§ **TASK INPUTS**
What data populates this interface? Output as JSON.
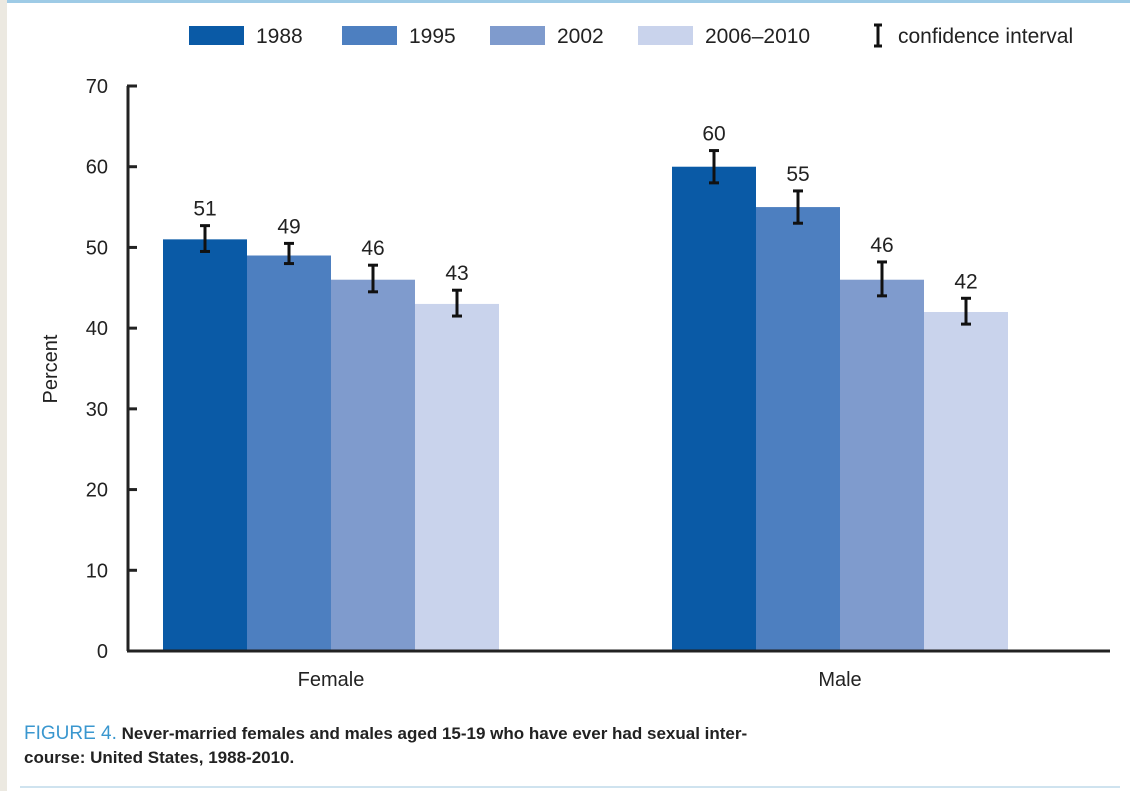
{
  "chart_data": {
    "type": "bar",
    "title": "",
    "xlabel": "",
    "ylabel": "Percent",
    "ylim": [
      0,
      70
    ],
    "yticks": [
      0,
      10,
      20,
      30,
      40,
      50,
      60,
      70
    ],
    "categories": [
      "Female",
      "Male"
    ],
    "grid": false,
    "legend_position": "top",
    "series": [
      {
        "name": "1988",
        "color": "#0a5aa6",
        "values": [
          51,
          60
        ],
        "ci_low": [
          49.5,
          58
        ],
        "ci_high": [
          52.7,
          62
        ]
      },
      {
        "name": "1995",
        "color": "#4d7fc0",
        "values": [
          49,
          55
        ],
        "ci_low": [
          48,
          53
        ],
        "ci_high": [
          50.5,
          57
        ]
      },
      {
        "name": "2002",
        "color": "#7f9bcd",
        "values": [
          46,
          46
        ],
        "ci_low": [
          44.5,
          44
        ],
        "ci_high": [
          47.8,
          48.2
        ]
      },
      {
        "name": "2006–2010",
        "color": "#c9d3ec",
        "values": [
          43,
          42
        ],
        "ci_low": [
          41.5,
          40.5
        ],
        "ci_high": [
          44.7,
          43.7
        ]
      }
    ],
    "legend_extra": "confidence interval"
  },
  "caption": {
    "figure_label": "FIGURE 4.",
    "line1": "Never-married females and males aged 15-19 who have ever had sexual inter-",
    "line2": "course: United States, 1988-2010."
  }
}
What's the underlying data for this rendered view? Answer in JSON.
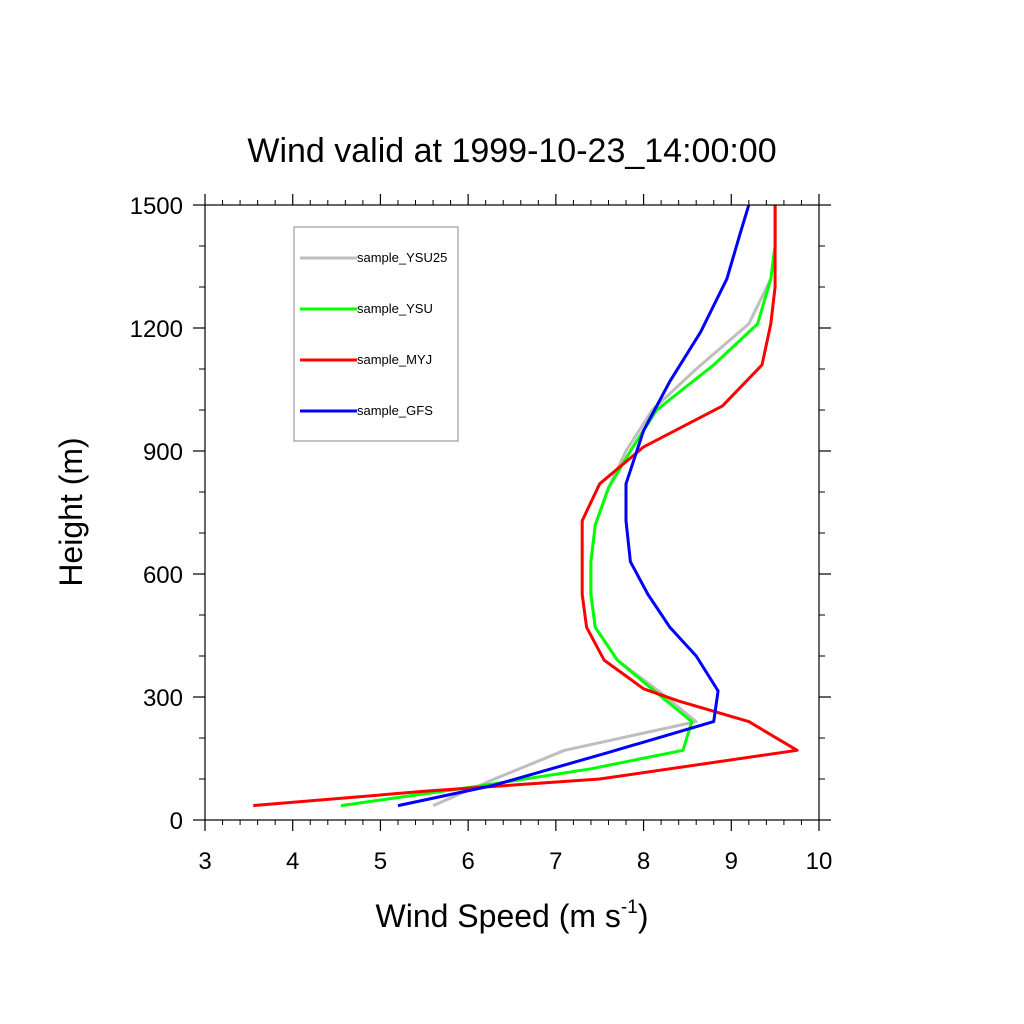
{
  "chart_data": {
    "type": "line",
    "title": "Wind valid at 1999-10-23_14:00:00",
    "xlabel": "Wind Speed (m s",
    "xlabel_sup": "-1",
    "xlabel_end": ")",
    "ylabel": "Height (m)",
    "xlim": [
      3,
      10
    ],
    "ylim": [
      0,
      1500
    ],
    "x_ticks": [
      3,
      4,
      5,
      6,
      7,
      8,
      9,
      10
    ],
    "y_ticks": [
      0,
      300,
      600,
      900,
      1200,
      1500
    ],
    "grid": false,
    "legend_position": "top-left",
    "series": [
      {
        "name": "sample_YSU25",
        "color": "#bebebe",
        "points": [
          [
            5.6,
            35
          ],
          [
            6.3,
            100
          ],
          [
            7.1,
            170
          ],
          [
            8.6,
            240
          ],
          [
            8.2,
            310
          ],
          [
            7.7,
            390
          ],
          [
            7.45,
            470
          ],
          [
            7.4,
            550
          ],
          [
            7.4,
            630
          ],
          [
            7.45,
            720
          ],
          [
            7.6,
            810
          ],
          [
            7.8,
            900
          ],
          [
            8.1,
            1000
          ],
          [
            8.6,
            1100
          ],
          [
            9.2,
            1210
          ],
          [
            9.45,
            1320
          ],
          [
            9.5,
            1400
          ],
          [
            9.5,
            1500
          ]
        ]
      },
      {
        "name": "sample_YSU",
        "color": "#00ff00",
        "points": [
          [
            4.55,
            35
          ],
          [
            6.2,
            85
          ],
          [
            7.4,
            125
          ],
          [
            8.45,
            170
          ],
          [
            8.55,
            240
          ],
          [
            8.15,
            310
          ],
          [
            7.7,
            390
          ],
          [
            7.45,
            470
          ],
          [
            7.4,
            550
          ],
          [
            7.4,
            630
          ],
          [
            7.45,
            720
          ],
          [
            7.6,
            810
          ],
          [
            7.85,
            900
          ],
          [
            8.15,
            1000
          ],
          [
            8.8,
            1110
          ],
          [
            9.3,
            1210
          ],
          [
            9.45,
            1320
          ],
          [
            9.5,
            1400
          ],
          [
            9.5,
            1500
          ]
        ]
      },
      {
        "name": "sample_MYJ",
        "color": "#ff0000",
        "points": [
          [
            3.55,
            35
          ],
          [
            5.5,
            70
          ],
          [
            7.5,
            100
          ],
          [
            9.75,
            170
          ],
          [
            9.2,
            240
          ],
          [
            8.4,
            290
          ],
          [
            8.0,
            320
          ],
          [
            7.55,
            390
          ],
          [
            7.35,
            470
          ],
          [
            7.3,
            550
          ],
          [
            7.3,
            630
          ],
          [
            7.3,
            730
          ],
          [
            7.5,
            820
          ],
          [
            8.0,
            910
          ],
          [
            8.9,
            1010
          ],
          [
            9.35,
            1110
          ],
          [
            9.45,
            1210
          ],
          [
            9.5,
            1300
          ],
          [
            9.5,
            1400
          ],
          [
            9.5,
            1500
          ]
        ]
      },
      {
        "name": "sample_GFS",
        "color": "#0000ff",
        "points": [
          [
            5.2,
            35
          ],
          [
            6.3,
            85
          ],
          [
            7.6,
            165
          ],
          [
            8.8,
            240
          ],
          [
            8.85,
            315
          ],
          [
            8.6,
            400
          ],
          [
            8.3,
            470
          ],
          [
            8.05,
            550
          ],
          [
            7.85,
            630
          ],
          [
            7.8,
            730
          ],
          [
            7.8,
            820
          ],
          [
            8.0,
            950
          ],
          [
            8.3,
            1070
          ],
          [
            8.65,
            1190
          ],
          [
            8.95,
            1320
          ],
          [
            9.1,
            1430
          ],
          [
            9.2,
            1500
          ]
        ]
      }
    ]
  }
}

§ **TASK TO COMPLETE**
Each record above should come back exactly the same, only without its pictures.

§ **SOLUTION TO THIS TASK**
What data populates this interface? Output as JSON.
{
  "chart_data": {
    "type": "bar",
    "title": "",
    "xlabel": "",
    "ylabel": "Percent",
    "ylim": [
      0,
      70
    ],
    "yticks": [
      0,
      10,
      20,
      30,
      40,
      50,
      60,
      70
    ],
    "categories": [
      "Female",
      "Male"
    ],
    "grid": false,
    "legend_position": "top",
    "series": [
      {
        "name": "1988",
        "color": "#0a5aa6",
        "values": [
          51,
          60
        ],
        "ci_low": [
          49.5,
          58
        ],
        "ci_high": [
          52.7,
          62
        ]
      },
      {
        "name": "1995",
        "color": "#4d7fc0",
        "values": [
          49,
          55
        ],
        "ci_low": [
          48,
          53
        ],
        "ci_high": [
          50.5,
          57
        ]
      },
      {
        "name": "2002",
        "color": "#7f9bcd",
        "values": [
          46,
          46
        ],
        "ci_low": [
          44.5,
          44
        ],
        "ci_high": [
          47.8,
          48.2
        ]
      },
      {
        "name": "2006–2010",
        "color": "#c9d3ec",
        "values": [
          43,
          42
        ],
        "ci_low": [
          41.5,
          40.5
        ],
        "ci_high": [
          44.7,
          43.7
        ]
      }
    ],
    "legend_extra": "confidence interval"
  },
  "caption": {
    "figure_label": "FIGURE 4.",
    "line1": "Never-married females and males aged 15-19 who have ever had sexual inter-",
    "line2": "course: United States, 1988-2010."
  }
}
What's the underlying data for this rendered view? Answer in JSON.
{
  "chart_data": {
    "type": "line",
    "title": "Wind valid at 1999-10-23_14:00:00",
    "xlabel": "Wind Speed (m s",
    "xlabel_sup": "-1",
    "xlabel_end": ")",
    "ylabel": "Height (m)",
    "xlim": [
      3,
      10
    ],
    "ylim": [
      0,
      1500
    ],
    "x_ticks": [
      3,
      4,
      5,
      6,
      7,
      8,
      9,
      10
    ],
    "y_ticks": [
      0,
      300,
      600,
      900,
      1200,
      1500
    ],
    "grid": false,
    "legend_position": "top-left",
    "series": [
      {
        "name": "sample_YSU25",
        "color": "#bebebe",
        "points": [
          [
            5.6,
            35
          ],
          [
            6.3,
            100
          ],
          [
            7.1,
            170
          ],
          [
            8.6,
            240
          ],
          [
            8.2,
            310
          ],
          [
            7.7,
            390
          ],
          [
            7.45,
            470
          ],
          [
            7.4,
            550
          ],
          [
            7.4,
            630
          ],
          [
            7.45,
            720
          ],
          [
            7.6,
            810
          ],
          [
            7.8,
            900
          ],
          [
            8.1,
            1000
          ],
          [
            8.6,
            1100
          ],
          [
            9.2,
            1210
          ],
          [
            9.45,
            1320
          ],
          [
            9.5,
            1400
          ],
          [
            9.5,
            1500
          ]
        ]
      },
      {
        "name": "sample_YSU",
        "color": "#00ff00",
        "points": [
          [
            4.55,
            35
          ],
          [
            6.2,
            85
          ],
          [
            7.4,
            125
          ],
          [
            8.45,
            170
          ],
          [
            8.55,
            240
          ],
          [
            8.15,
            310
          ],
          [
            7.7,
            390
          ],
          [
            7.45,
            470
          ],
          [
            7.4,
            550
          ],
          [
            7.4,
            630
          ],
          [
            7.45,
            720
          ],
          [
            7.6,
            810
          ],
          [
            7.85,
            900
          ],
          [
            8.15,
            1000
          ],
          [
            8.8,
            1110
          ],
          [
            9.3,
            1210
          ],
          [
            9.45,
            1320
          ],
          [
            9.5,
            1400
          ],
          [
            9.5,
            1500
          ]
        ]
      },
      {
        "name": "sample_MYJ",
        "color": "#ff0000",
        "points": [
          [
            3.55,
            35
          ],
          [
            5.5,
            70
          ],
          [
            7.5,
            100
          ],
          [
            9.75,
            170
          ],
          [
            9.2,
            240
          ],
          [
            8.4,
            290
          ],
          [
            8.0,
            320
          ],
          [
            7.55,
            390
          ],
          [
            7.35,
            470
          ],
          [
            7.3,
            550
          ],
          [
            7.3,
            630
          ],
          [
            7.3,
            730
          ],
          [
            7.5,
            820
          ],
          [
            8.0,
            910
          ],
          [
            8.9,
            1010
          ],
          [
            9.35,
            1110
          ],
          [
            9.45,
            1210
          ],
          [
            9.5,
            1300
          ],
          [
            9.5,
            1400
          ],
          [
            9.5,
            1500
          ]
        ]
      },
      {
        "name": "sample_GFS",
        "color": "#0000ff",
        "points": [
          [
            5.2,
            35
          ],
          [
            6.3,
            85
          ],
          [
            7.6,
            165
          ],
          [
            8.8,
            240
          ],
          [
            8.85,
            315
          ],
          [
            8.6,
            400
          ],
          [
            8.3,
            470
          ],
          [
            8.05,
            550
          ],
          [
            7.85,
            630
          ],
          [
            7.8,
            730
          ],
          [
            7.8,
            820
          ],
          [
            8.0,
            950
          ],
          [
            8.3,
            1070
          ],
          [
            8.65,
            1190
          ],
          [
            8.95,
            1320
          ],
          [
            9.1,
            1430
          ],
          [
            9.2,
            1500
          ]
        ]
      }
    ]
  }
}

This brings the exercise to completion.